Exercise material>

================

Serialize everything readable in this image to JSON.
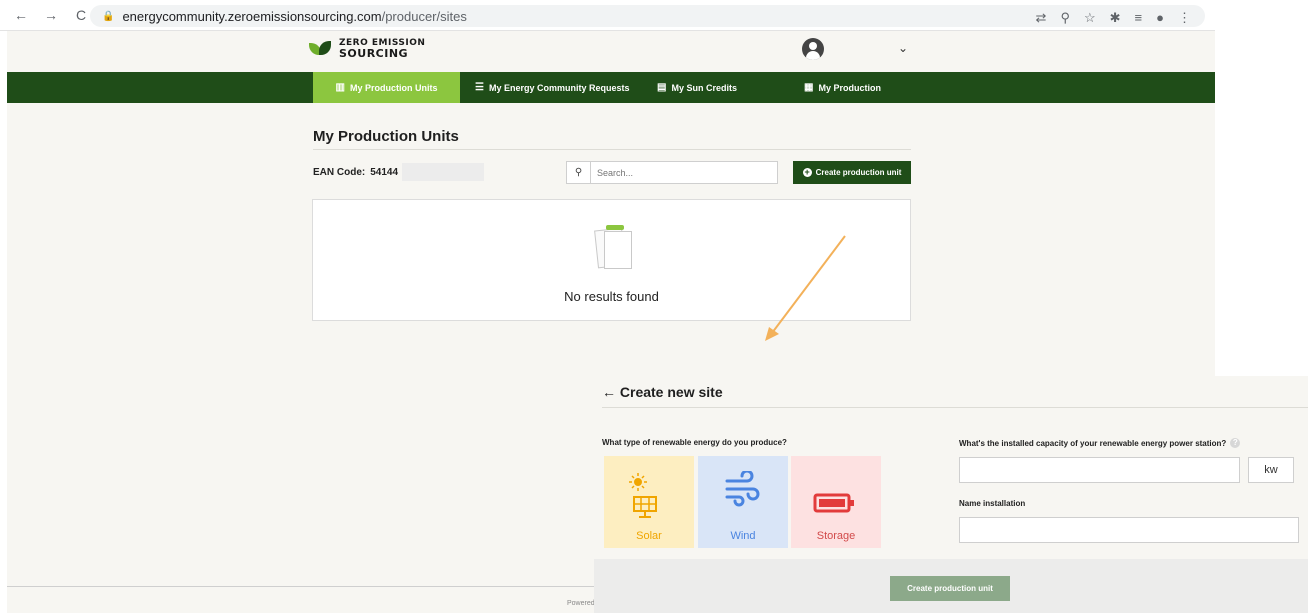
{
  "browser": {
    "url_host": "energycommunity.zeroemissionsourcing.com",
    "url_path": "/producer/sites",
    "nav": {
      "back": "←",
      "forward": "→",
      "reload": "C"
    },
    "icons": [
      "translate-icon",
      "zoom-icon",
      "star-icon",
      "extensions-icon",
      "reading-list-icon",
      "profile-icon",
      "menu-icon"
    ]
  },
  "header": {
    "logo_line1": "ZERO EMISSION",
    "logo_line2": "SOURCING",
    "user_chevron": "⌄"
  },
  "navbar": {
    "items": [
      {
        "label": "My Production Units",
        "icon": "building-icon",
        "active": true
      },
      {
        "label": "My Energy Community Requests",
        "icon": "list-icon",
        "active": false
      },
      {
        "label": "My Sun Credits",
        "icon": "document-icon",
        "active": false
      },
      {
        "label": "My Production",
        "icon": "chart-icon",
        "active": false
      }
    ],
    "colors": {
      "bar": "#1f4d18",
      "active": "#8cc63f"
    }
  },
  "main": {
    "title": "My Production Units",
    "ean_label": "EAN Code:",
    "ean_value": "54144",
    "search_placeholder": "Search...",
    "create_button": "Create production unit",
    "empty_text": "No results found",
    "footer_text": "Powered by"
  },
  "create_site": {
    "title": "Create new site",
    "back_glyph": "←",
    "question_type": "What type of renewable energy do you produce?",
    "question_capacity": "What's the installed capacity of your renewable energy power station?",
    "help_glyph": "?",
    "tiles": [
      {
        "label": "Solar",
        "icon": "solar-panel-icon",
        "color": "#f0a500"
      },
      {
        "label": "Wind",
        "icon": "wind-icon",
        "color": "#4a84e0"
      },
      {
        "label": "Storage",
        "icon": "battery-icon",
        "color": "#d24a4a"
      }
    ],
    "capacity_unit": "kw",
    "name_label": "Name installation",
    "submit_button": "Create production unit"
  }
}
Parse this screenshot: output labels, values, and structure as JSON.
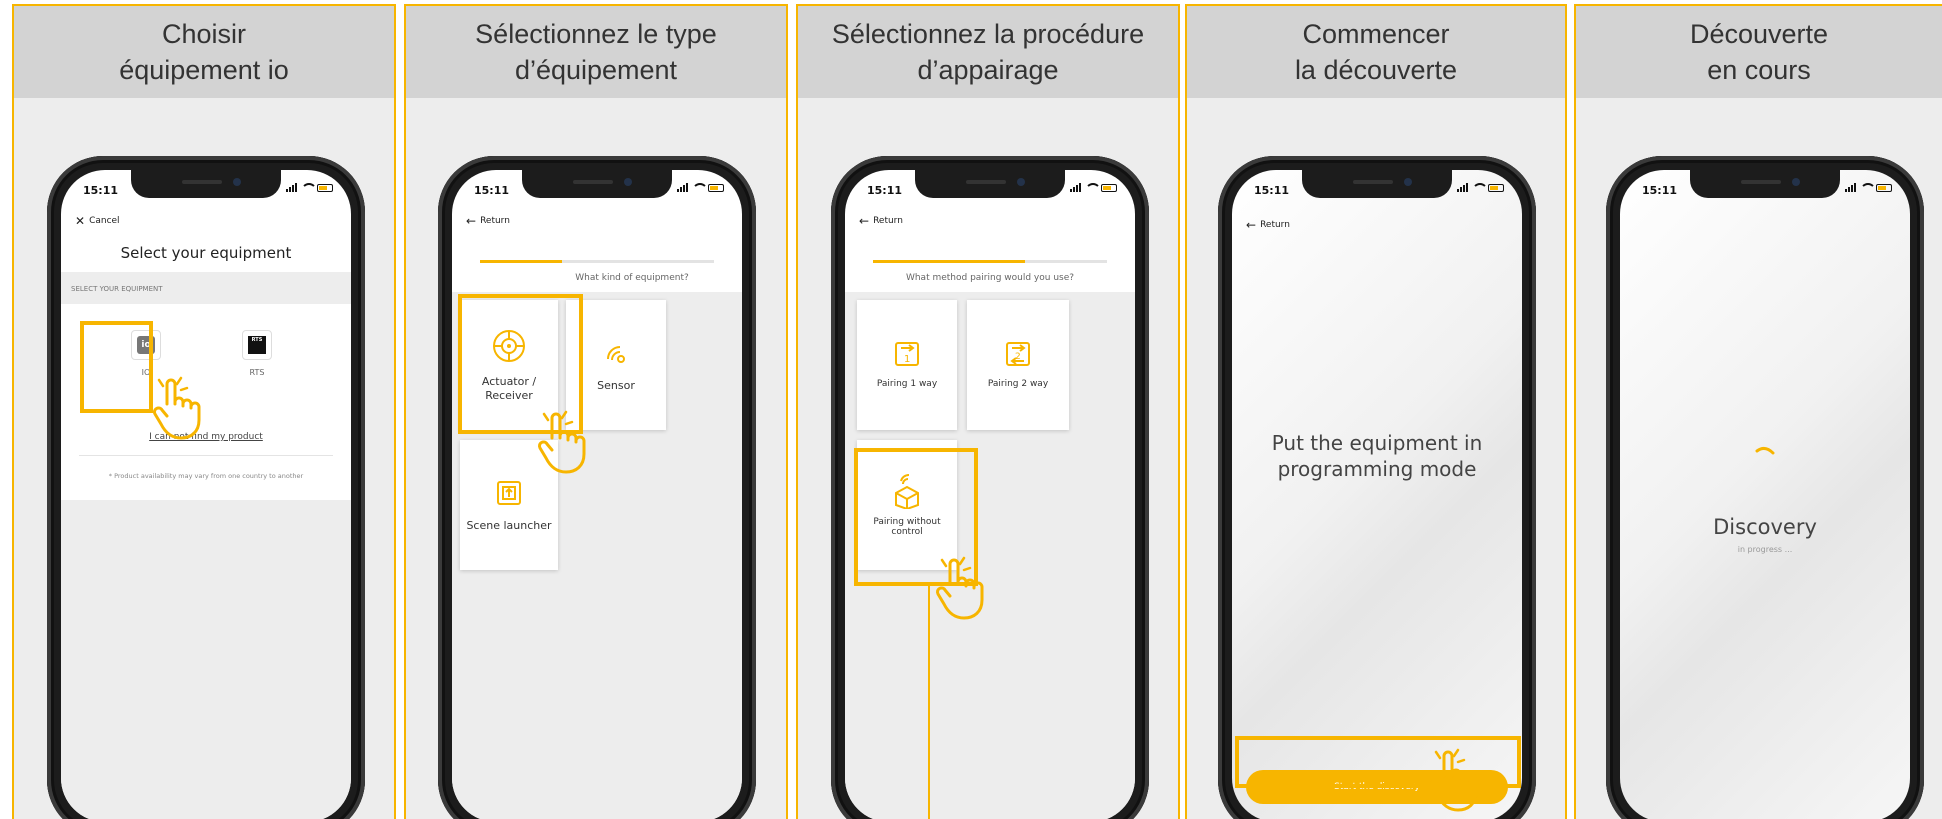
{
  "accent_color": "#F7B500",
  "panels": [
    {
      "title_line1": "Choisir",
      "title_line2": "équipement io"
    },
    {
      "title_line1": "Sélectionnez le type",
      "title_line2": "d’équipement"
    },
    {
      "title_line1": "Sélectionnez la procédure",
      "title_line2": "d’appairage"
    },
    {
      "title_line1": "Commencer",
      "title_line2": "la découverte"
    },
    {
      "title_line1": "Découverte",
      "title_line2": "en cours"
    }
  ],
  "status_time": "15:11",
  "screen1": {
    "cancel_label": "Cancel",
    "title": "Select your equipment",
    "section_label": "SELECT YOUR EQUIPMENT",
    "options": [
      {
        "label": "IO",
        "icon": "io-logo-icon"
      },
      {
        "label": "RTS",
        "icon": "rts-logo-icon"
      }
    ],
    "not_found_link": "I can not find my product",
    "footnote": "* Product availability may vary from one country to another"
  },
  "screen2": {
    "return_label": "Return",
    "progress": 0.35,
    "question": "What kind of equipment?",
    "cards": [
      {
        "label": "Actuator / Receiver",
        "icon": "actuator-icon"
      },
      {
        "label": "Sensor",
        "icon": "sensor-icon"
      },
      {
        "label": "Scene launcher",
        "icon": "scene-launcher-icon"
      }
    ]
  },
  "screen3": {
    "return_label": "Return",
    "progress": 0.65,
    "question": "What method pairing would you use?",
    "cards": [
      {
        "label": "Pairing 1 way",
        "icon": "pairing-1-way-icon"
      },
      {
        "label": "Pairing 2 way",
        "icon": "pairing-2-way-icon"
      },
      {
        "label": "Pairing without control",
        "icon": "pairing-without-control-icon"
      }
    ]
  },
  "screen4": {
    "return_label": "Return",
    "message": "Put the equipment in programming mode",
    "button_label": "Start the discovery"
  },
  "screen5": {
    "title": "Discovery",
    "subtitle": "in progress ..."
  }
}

================

Exercise instructions> Omit the pictures and output all of the other material exactly.

Solution for this task>
Serialize everything readable in this image to JSON.
{
  "browser": {
    "url_host": "energycommunity.zeroemissionsourcing.com",
    "url_path": "/producer/sites",
    "nav": {
      "back": "←",
      "forward": "→",
      "reload": "C"
    },
    "icons": [
      "translate-icon",
      "zoom-icon",
      "star-icon",
      "extensions-icon",
      "reading-list-icon",
      "profile-icon",
      "menu-icon"
    ]
  },
  "header": {
    "logo_line1": "ZERO EMISSION",
    "logo_line2": "SOURCING",
    "user_chevron": "⌄"
  },
  "navbar": {
    "items": [
      {
        "label": "My Production Units",
        "icon": "building-icon",
        "active": true
      },
      {
        "label": "My Energy Community Requests",
        "icon": "list-icon",
        "active": false
      },
      {
        "label": "My Sun Credits",
        "icon": "document-icon",
        "active": false
      },
      {
        "label": "My Production",
        "icon": "chart-icon",
        "active": false
      }
    ],
    "colors": {
      "bar": "#1f4d18",
      "active": "#8cc63f"
    }
  },
  "main": {
    "title": "My Production Units",
    "ean_label": "EAN Code:",
    "ean_value": "54144",
    "search_placeholder": "Search...",
    "create_button": "Create production unit",
    "empty_text": "No results found",
    "footer_text": "Powered by"
  },
  "create_site": {
    "title": "Create new site",
    "back_glyph": "←",
    "question_type": "What type of renewable energy do you produce?",
    "question_capacity": "What's the installed capacity of your renewable energy power station?",
    "help_glyph": "?",
    "tiles": [
      {
        "label": "Solar",
        "icon": "solar-panel-icon",
        "color": "#f0a500"
      },
      {
        "label": "Wind",
        "icon": "wind-icon",
        "color": "#4a84e0"
      },
      {
        "label": "Storage",
        "icon": "battery-icon",
        "color": "#d24a4a"
      }
    ],
    "capacity_unit": "kw",
    "name_label": "Name installation",
    "submit_button": "Create production unit"
  }
}
Parse this screenshot: output labels, values, and structure as JSON.
{
  "accent_color": "#F7B500",
  "panels": [
    {
      "title_line1": "Choisir",
      "title_line2": "équipement io"
    },
    {
      "title_line1": "Sélectionnez le type",
      "title_line2": "d’équipement"
    },
    {
      "title_line1": "Sélectionnez la procédure",
      "title_line2": "d’appairage"
    },
    {
      "title_line1": "Commencer",
      "title_line2": "la découverte"
    },
    {
      "title_line1": "Découverte",
      "title_line2": "en cours"
    }
  ],
  "status_time": "15:11",
  "screen1": {
    "cancel_label": "Cancel",
    "title": "Select your equipment",
    "section_label": "SELECT YOUR EQUIPMENT",
    "options": [
      {
        "label": "IO",
        "icon": "io-logo-icon"
      },
      {
        "label": "RTS",
        "icon": "rts-logo-icon"
      }
    ],
    "not_found_link": "I can not find my product",
    "footnote": "* Product availability may vary from one country to another"
  },
  "screen2": {
    "return_label": "Return",
    "progress": 0.35,
    "question": "What kind of equipment?",
    "cards": [
      {
        "label": "Actuator / Receiver",
        "icon": "actuator-icon"
      },
      {
        "label": "Sensor",
        "icon": "sensor-icon"
      },
      {
        "label": "Scene launcher",
        "icon": "scene-launcher-icon"
      }
    ]
  },
  "screen3": {
    "return_label": "Return",
    "progress": 0.65,
    "question": "What method pairing would you use?",
    "cards": [
      {
        "label": "Pairing 1 way",
        "icon": "pairing-1-way-icon"
      },
      {
        "label": "Pairing 2 way",
        "icon": "pairing-2-way-icon"
      },
      {
        "label": "Pairing without control",
        "icon": "pairing-without-control-icon"
      }
    ]
  },
  "screen4": {
    "return_label": "Return",
    "message": "Put the equipment in programming mode",
    "button_label": "Start the discovery"
  },
  "screen5": {
    "title": "Discovery",
    "subtitle": "in progress ..."
  }
}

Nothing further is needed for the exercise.